#### Exercise description:
Reproduce the listing word for word, leaving every picture behind.

>> start Data excerpts

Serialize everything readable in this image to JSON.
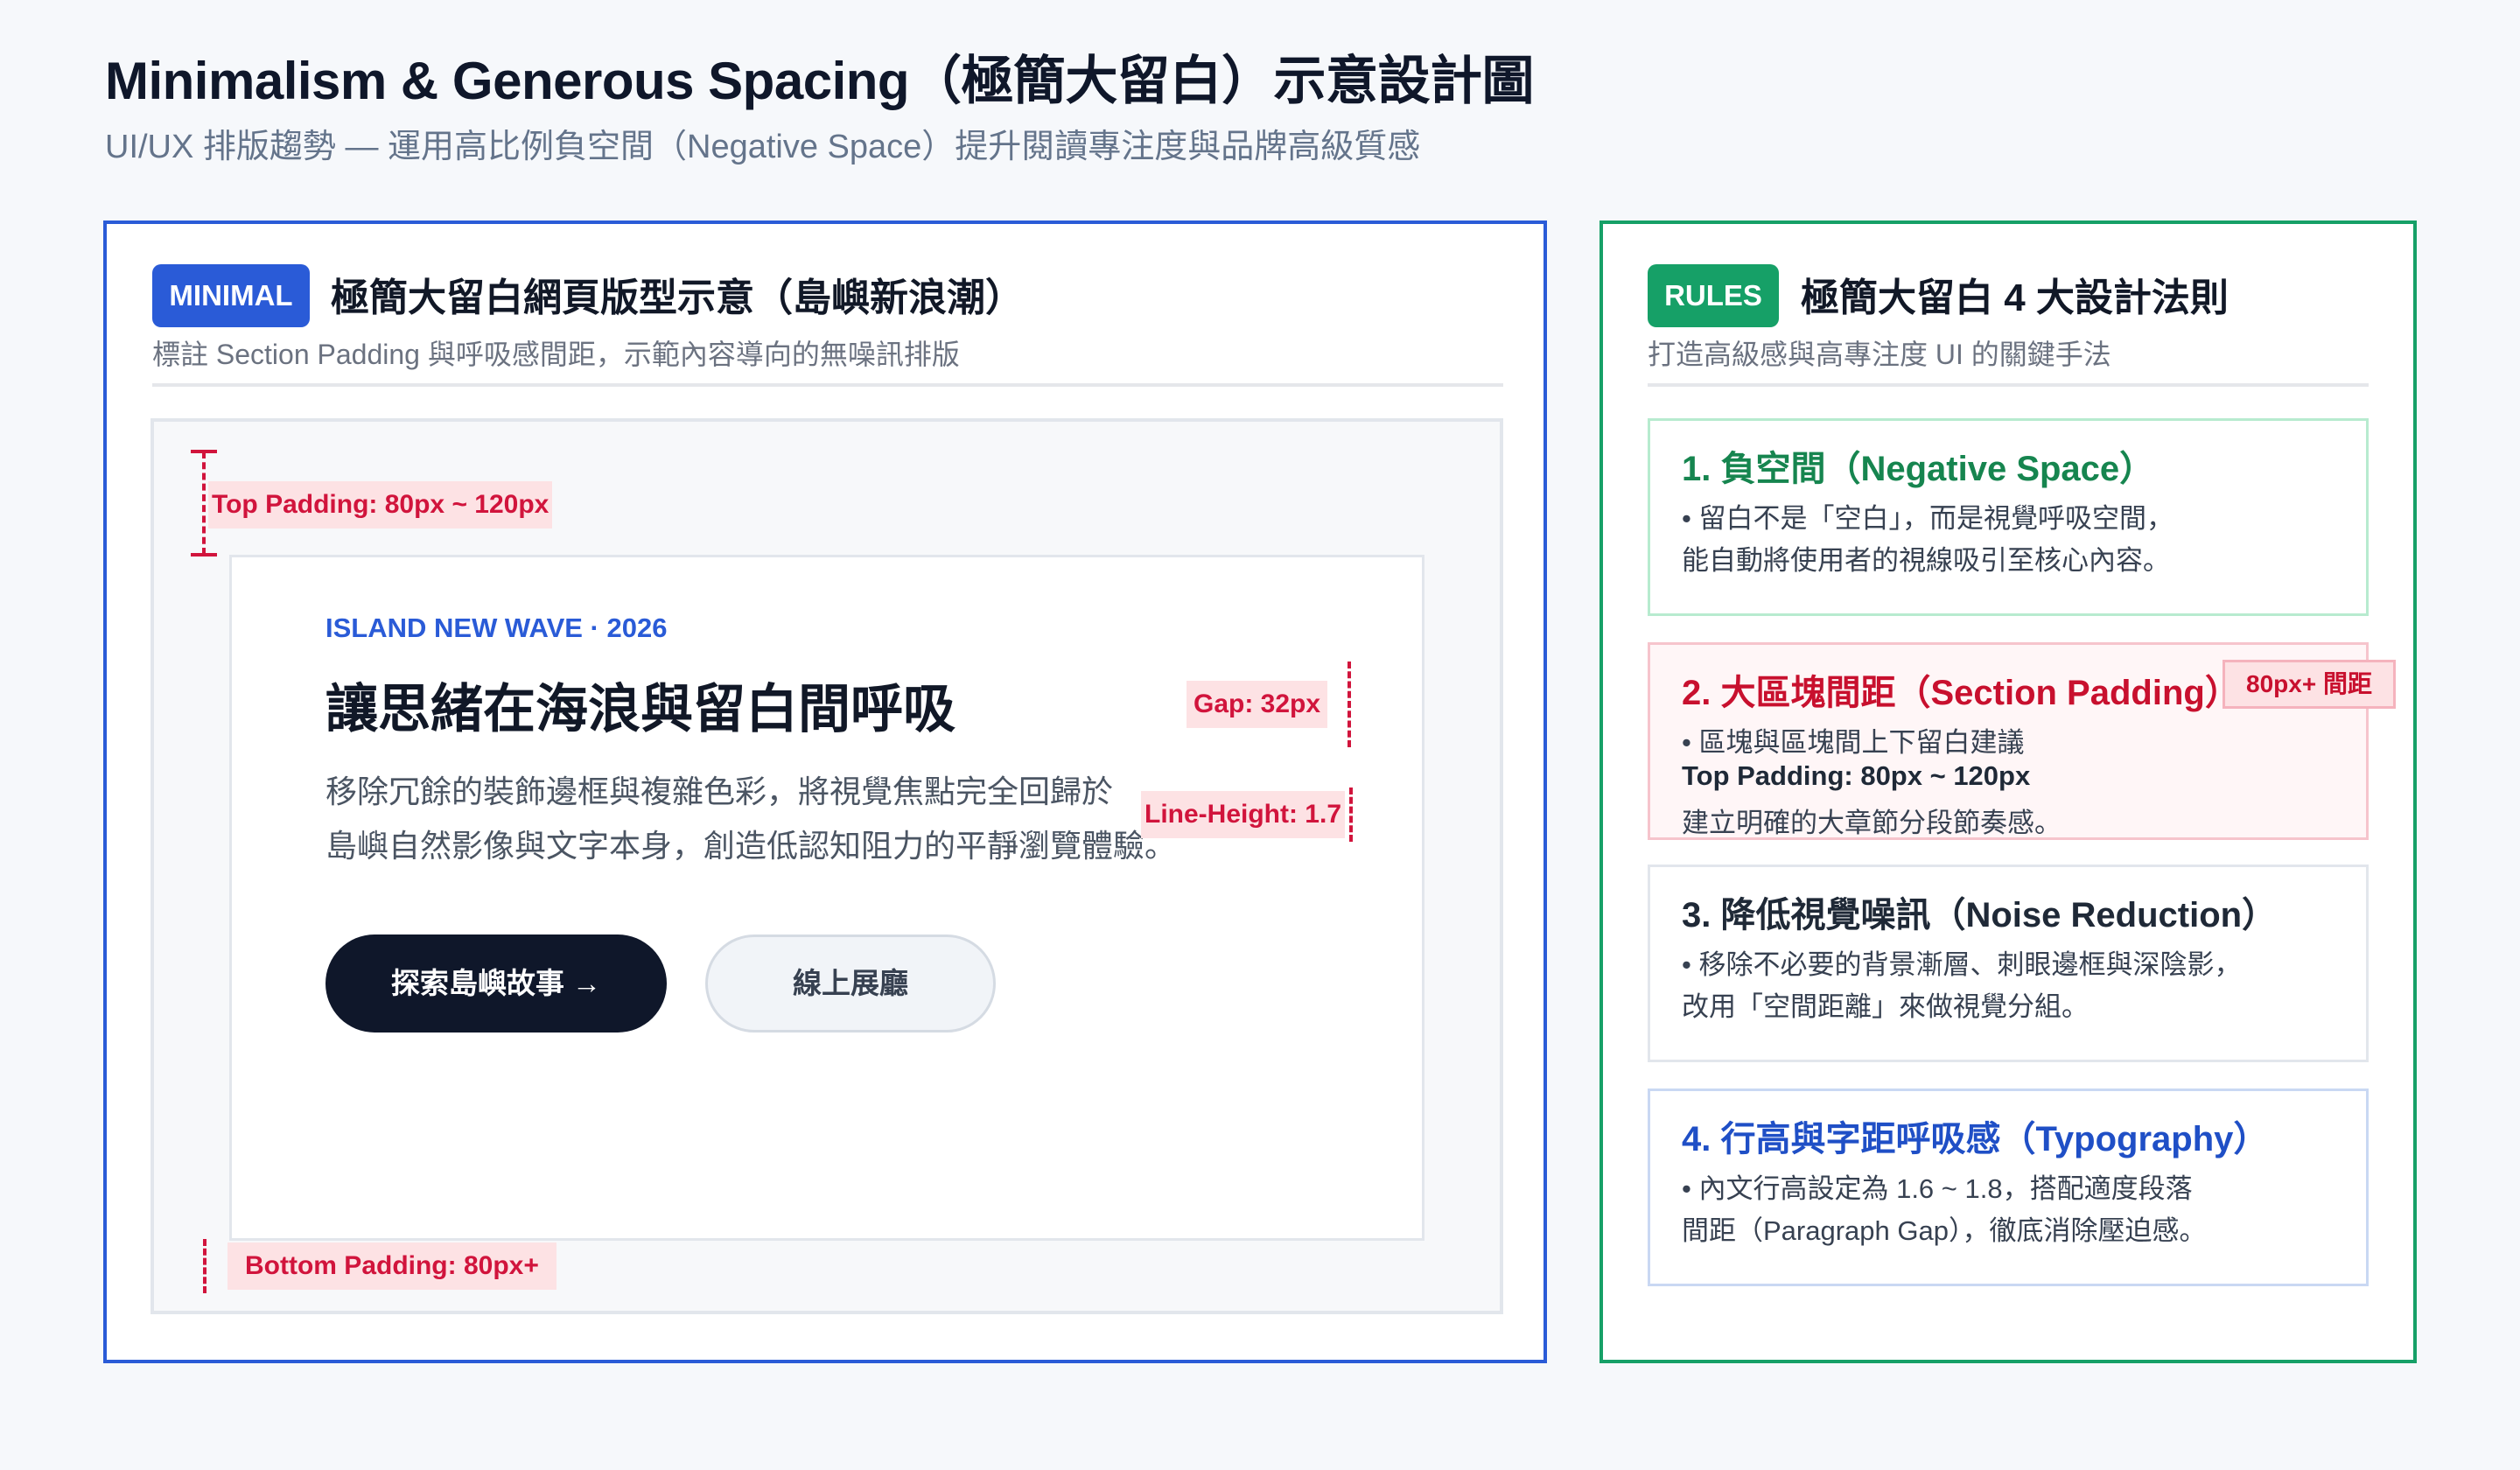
{
  "header": {
    "title": "Minimalism & Generous Spacing（極簡大留白）示意設計圖",
    "subtitle": "UI/UX 排版趨勢 — 運用高比例負空間（Negative Space）提升閱讀專注度與品牌高級質感"
  },
  "left_panel": {
    "tag": "MINIMAL",
    "heading": "極簡大留白網頁版型示意（島嶼新浪潮）",
    "subheading": "標註 Section Padding 與呼吸感間距，示範內容導向的無噪訊排版",
    "annotations": {
      "top_padding": "Top Padding: 80px ~ 120px",
      "gap": "Gap: 32px",
      "line_height": "Line-Height: 1.7",
      "bottom_padding": "Bottom Padding: 80px+"
    },
    "card": {
      "kicker": "ISLAND NEW WAVE · 2026",
      "headline": "讓思緒在海浪與留白間呼吸",
      "body_line_1": "移除冗餘的裝飾邊框與複雜色彩，將視覺焦點完全回歸於",
      "body_line_2": "島嶼自然影像與文字本身，創造低認知阻力的平靜瀏覽體驗。",
      "primary_button": "探索島嶼故事 →",
      "secondary_button": "線上展廳"
    }
  },
  "right_panel": {
    "tag": "RULES",
    "heading": "極簡大留白 4 大設計法則",
    "subheading": "打造高級感與高專注度 UI 的關鍵手法",
    "rules": [
      {
        "title": "1. 負空間（Negative Space）",
        "lines": [
          "• 留白不是「空白」，而是視覺呼吸空間，",
          "能自動將使用者的視線吸引至核心內容。"
        ],
        "color": "#16854f",
        "border": "#b7ebcf"
      },
      {
        "title": "2. 大區塊間距（Section Padding）",
        "badge": "80px+ 間距",
        "lines": [
          "• 區塊與區塊間上下留白建議",
          "Top Padding: 80px ~ 120px",
          "建立明確的大章節分段節奏感。"
        ],
        "color": "#c8102e",
        "border": "#f6c4cc"
      },
      {
        "title": "3. 降低視覺噪訊（Noise Reduction）",
        "lines": [
          "• 移除不必要的背景漸層、刺眼邊框與深陰影，",
          "改用「空間距離」來做視覺分組。"
        ],
        "color": "#1f2937",
        "border": "#e2e6ec"
      },
      {
        "title": "4. 行高與字距呼吸感（Typography）",
        "lines": [
          "• 內文行高設定為 1.6 ~ 1.8，搭配適度段落",
          "間距（Paragraph Gap），徹底消除壓迫感。"
        ],
        "color": "#1f4fc6",
        "border": "#c9d8f3"
      }
    ]
  },
  "colors": {
    "blue": "#2a5bd7",
    "green": "#16a067",
    "red": "#d1143c",
    "dark": "#0f172a"
  }
}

>> end Data excerpts

#### Worked answer:
Serialize everything readable in this image to JSON.
{
  "header": {
    "title": "Minimalism & Generous Spacing（極簡大留白）示意設計圖",
    "subtitle": "UI/UX 排版趨勢 — 運用高比例負空間（Negative Space）提升閱讀專注度與品牌高級質感"
  },
  "left_panel": {
    "tag": "MINIMAL",
    "heading": "極簡大留白網頁版型示意（島嶼新浪潮）",
    "subheading": "標註 Section Padding 與呼吸感間距，示範內容導向的無噪訊排版",
    "annotations": {
      "top_padding": "Top Padding: 80px ~ 120px",
      "gap": "Gap: 32px",
      "line_height": "Line-Height: 1.7",
      "bottom_padding": "Bottom Padding: 80px+"
    },
    "card": {
      "kicker": "ISLAND NEW WAVE · 2026",
      "headline": "讓思緒在海浪與留白間呼吸",
      "body_line_1": "移除冗餘的裝飾邊框與複雜色彩，將視覺焦點完全回歸於",
      "body_line_2": "島嶼自然影像與文字本身，創造低認知阻力的平靜瀏覽體驗。",
      "primary_button": "探索島嶼故事 →",
      "secondary_button": "線上展廳"
    }
  },
  "right_panel": {
    "tag": "RULES",
    "heading": "極簡大留白 4 大設計法則",
    "subheading": "打造高級感與高專注度 UI 的關鍵手法",
    "rules": [
      {
        "title": "1. 負空間（Negative Space）",
        "lines": [
          "• 留白不是「空白」，而是視覺呼吸空間，",
          "能自動將使用者的視線吸引至核心內容。"
        ],
        "color": "#16854f",
        "border": "#b7ebcf"
      },
      {
        "title": "2. 大區塊間距（Section Padding）",
        "badge": "80px+ 間距",
        "lines": [
          "• 區塊與區塊間上下留白建議",
          "Top Padding: 80px ~ 120px",
          "建立明確的大章節分段節奏感。"
        ],
        "color": "#c8102e",
        "border": "#f6c4cc"
      },
      {
        "title": "3. 降低視覺噪訊（Noise Reduction）",
        "lines": [
          "• 移除不必要的背景漸層、刺眼邊框與深陰影，",
          "改用「空間距離」來做視覺分組。"
        ],
        "color": "#1f2937",
        "border": "#e2e6ec"
      },
      {
        "title": "4. 行高與字距呼吸感（Typography）",
        "lines": [
          "• 內文行高設定為 1.6 ~ 1.8，搭配適度段落",
          "間距（Paragraph Gap），徹底消除壓迫感。"
        ],
        "color": "#1f4fc6",
        "border": "#c9d8f3"
      }
    ]
  },
  "colors": {
    "blue": "#2a5bd7",
    "green": "#16a067",
    "red": "#d1143c",
    "dark": "#0f172a"
  }
}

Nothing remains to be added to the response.